EXERCISE TASK> Below are some entries; can you quote all of them exactly?

ENTRIES SHOWN>
· · · ·

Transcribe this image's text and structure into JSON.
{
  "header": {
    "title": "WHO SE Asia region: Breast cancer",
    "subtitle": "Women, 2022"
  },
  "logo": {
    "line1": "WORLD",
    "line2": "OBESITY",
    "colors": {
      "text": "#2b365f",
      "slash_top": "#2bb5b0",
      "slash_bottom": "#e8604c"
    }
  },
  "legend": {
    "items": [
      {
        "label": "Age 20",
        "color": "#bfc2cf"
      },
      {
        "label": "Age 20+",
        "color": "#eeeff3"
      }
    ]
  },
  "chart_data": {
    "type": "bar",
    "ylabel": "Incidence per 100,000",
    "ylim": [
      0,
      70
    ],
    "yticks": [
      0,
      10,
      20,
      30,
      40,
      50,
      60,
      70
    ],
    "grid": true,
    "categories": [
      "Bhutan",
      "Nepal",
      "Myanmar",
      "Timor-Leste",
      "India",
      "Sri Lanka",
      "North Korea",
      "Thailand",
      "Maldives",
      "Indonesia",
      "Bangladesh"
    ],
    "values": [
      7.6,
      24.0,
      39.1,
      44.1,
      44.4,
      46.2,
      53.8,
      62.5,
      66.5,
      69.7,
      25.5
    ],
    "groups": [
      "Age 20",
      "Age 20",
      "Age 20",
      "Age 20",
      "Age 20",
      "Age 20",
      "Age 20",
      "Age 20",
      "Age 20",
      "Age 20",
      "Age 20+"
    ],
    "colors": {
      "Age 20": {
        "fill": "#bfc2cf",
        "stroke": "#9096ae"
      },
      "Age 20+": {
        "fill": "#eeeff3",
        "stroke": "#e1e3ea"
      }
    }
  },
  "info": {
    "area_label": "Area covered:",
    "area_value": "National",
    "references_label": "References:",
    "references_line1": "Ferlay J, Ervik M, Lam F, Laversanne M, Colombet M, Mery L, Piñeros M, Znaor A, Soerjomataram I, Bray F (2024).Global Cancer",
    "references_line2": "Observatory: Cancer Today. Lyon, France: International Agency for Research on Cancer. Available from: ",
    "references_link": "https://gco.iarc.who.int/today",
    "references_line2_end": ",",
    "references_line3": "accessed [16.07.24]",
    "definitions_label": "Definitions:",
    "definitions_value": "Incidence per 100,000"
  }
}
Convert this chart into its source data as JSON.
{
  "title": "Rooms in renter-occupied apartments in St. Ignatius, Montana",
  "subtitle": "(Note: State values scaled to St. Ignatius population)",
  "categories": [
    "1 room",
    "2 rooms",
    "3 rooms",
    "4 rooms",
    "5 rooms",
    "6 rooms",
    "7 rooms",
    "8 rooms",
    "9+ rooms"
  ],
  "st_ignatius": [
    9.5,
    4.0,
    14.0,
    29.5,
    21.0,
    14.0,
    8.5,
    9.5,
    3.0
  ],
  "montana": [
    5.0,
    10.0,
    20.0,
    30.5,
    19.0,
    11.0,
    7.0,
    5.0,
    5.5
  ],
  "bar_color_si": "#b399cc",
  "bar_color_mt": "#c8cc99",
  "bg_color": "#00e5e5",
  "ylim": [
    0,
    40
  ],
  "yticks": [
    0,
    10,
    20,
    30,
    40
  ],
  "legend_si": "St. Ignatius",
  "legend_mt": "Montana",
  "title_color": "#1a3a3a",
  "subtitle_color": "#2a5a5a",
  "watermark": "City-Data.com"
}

· · · ·

SOLUTION TO THIS TASK>
Transcribe this image's text and structure into JSON.
{
  "header": {
    "title": "WHO SE Asia region: Breast cancer",
    "subtitle": "Women, 2022"
  },
  "logo": {
    "line1": "WORLD",
    "line2": "OBESITY",
    "colors": {
      "text": "#2b365f",
      "slash_top": "#2bb5b0",
      "slash_bottom": "#e8604c"
    }
  },
  "legend": {
    "items": [
      {
        "label": "Age 20",
        "color": "#bfc2cf"
      },
      {
        "label": "Age 20+",
        "color": "#eeeff3"
      }
    ]
  },
  "chart_data": {
    "type": "bar",
    "ylabel": "Incidence per 100,000",
    "ylim": [
      0,
      70
    ],
    "yticks": [
      0,
      10,
      20,
      30,
      40,
      50,
      60,
      70
    ],
    "grid": true,
    "categories": [
      "Bhutan",
      "Nepal",
      "Myanmar",
      "Timor-Leste",
      "India",
      "Sri Lanka",
      "North Korea",
      "Thailand",
      "Maldives",
      "Indonesia",
      "Bangladesh"
    ],
    "values": [
      7.6,
      24.0,
      39.1,
      44.1,
      44.4,
      46.2,
      53.8,
      62.5,
      66.5,
      69.7,
      25.5
    ],
    "groups": [
      "Age 20",
      "Age 20",
      "Age 20",
      "Age 20",
      "Age 20",
      "Age 20",
      "Age 20",
      "Age 20",
      "Age 20",
      "Age 20",
      "Age 20+"
    ],
    "colors": {
      "Age 20": {
        "fill": "#bfc2cf",
        "stroke": "#9096ae"
      },
      "Age 20+": {
        "fill": "#eeeff3",
        "stroke": "#e1e3ea"
      }
    }
  },
  "info": {
    "area_label": "Area covered:",
    "area_value": "National",
    "references_label": "References:",
    "references_line1": "Ferlay J, Ervik M, Lam F, Laversanne M, Colombet M, Mery L, Piñeros M, Znaor A, Soerjomataram I, Bray F (2024).Global Cancer",
    "references_line2": "Observatory: Cancer Today. Lyon, France: International Agency for Research on Cancer. Available from: ",
    "references_link": "https://gco.iarc.who.int/today",
    "references_line2_end": ",",
    "references_line3": "accessed [16.07.24]",
    "definitions_label": "Definitions:",
    "definitions_value": "Incidence per 100,000"
  }
}
Convert this chart into its source data as JSON.
{
  "title": "Rooms in renter-occupied apartments in St. Ignatius, Montana",
  "subtitle": "(Note: State values scaled to St. Ignatius population)",
  "categories": [
    "1 room",
    "2 rooms",
    "3 rooms",
    "4 rooms",
    "5 rooms",
    "6 rooms",
    "7 rooms",
    "8 rooms",
    "9+ rooms"
  ],
  "st_ignatius": [
    9.5,
    4.0,
    14.0,
    29.5,
    21.0,
    14.0,
    8.5,
    9.5,
    3.0
  ],
  "montana": [
    5.0,
    10.0,
    20.0,
    30.5,
    19.0,
    11.0,
    7.0,
    5.0,
    5.5
  ],
  "bar_color_si": "#b399cc",
  "bar_color_mt": "#c8cc99",
  "bg_color": "#00e5e5",
  "ylim": [
    0,
    40
  ],
  "yticks": [
    0,
    10,
    20,
    30,
    40
  ],
  "legend_si": "St. Ignatius",
  "legend_mt": "Montana",
  "title_color": "#1a3a3a",
  "subtitle_color": "#2a5a5a",
  "watermark": "City-Data.com"
}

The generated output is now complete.